-- Start Page --
Battle of Britain Pilot:Sydney Howarth Bazley
Flight Lieutenant Sydney Howarth Bazley
Nick name whilst at 611 Sq. was “Kidney Bean”
Service number: 90359
Born in Stockport, Cheshire : 03-11-1913
KIFA  Gedney Hill , Lincolnshire: 02-03-1941 age 27
Probably flying accident during reconnaissance as commander of B flight 266 Sq.
Another possibility is that he was shot down by enemy fire (see letter P/O R.J.B Roach below)
Spitfire MkI serial X4613 lost starboard wing and crashed

Awarded medals:
(confirmed by Ministry of Defence Medal Office UK)
1939-45 Star with "Battle of Britain" clasp
Air Crew Europe Star
War Medal 1939-45

04-04-1937: Granted commission as P/O in 611 Sq. (day bomber unit A.A.F.  until 01-01-1939)
14-11-1937: Entitled to wear Pilots Flying badge
04-10-1938: Promoted to rank of Flying Officer (announced 14-01-1939)
26-08-1939: Flying F/O post 611 Sq. (Fighter Sq.  01-01-1939 onwards)
02-09-1939: First record of flying operationally (K9980)
04-09-1939: Command of ‘A’ flight 611 Sq. Duxford
21-10-1939: First real operational sortie from North Coates leading Yellow section (L1053)
02-12-1939: Demonstration flight Spitfire at North Coates to Naval and AA Officers together with other representative aircraft from other RAF units
01-03-1940: transferred to 266 Sq. (Rhodesia) at Wittering
05-03-1940: Command of ‘B’ flight 266 Sq.
03-09-1940: Promoted to rank of Flight Lieutenant

Photograph of 611sq. above was taken at Duxford in 1939.
-- End Page --
Please list every medal that the page on Sydney Howarth Bazley says he was awarded.
-- Start Items --
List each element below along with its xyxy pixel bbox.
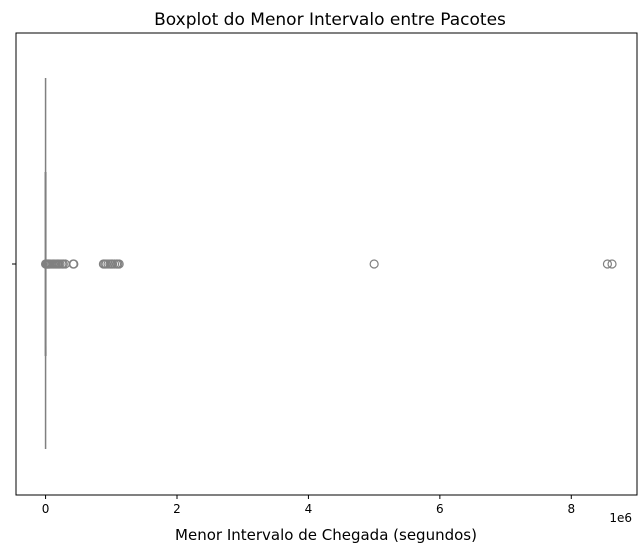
-- End Items --
-- Start Items --
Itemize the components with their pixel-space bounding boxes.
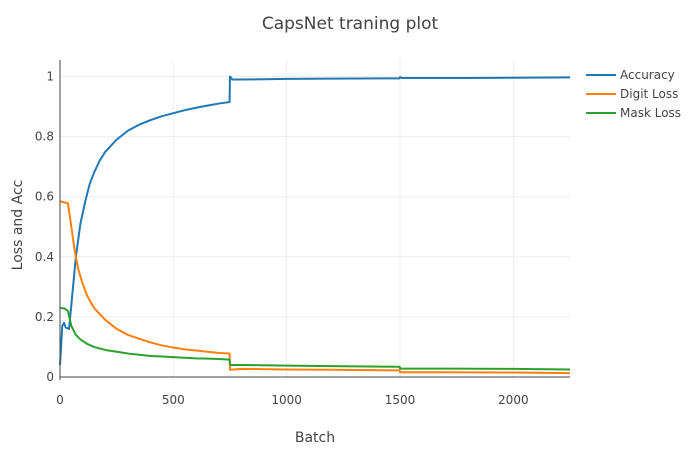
-- End Items --
## Final result
1939-45 Star with "Battle of Britain" clasp
Air Crew Europe Star
War Medal 1939-45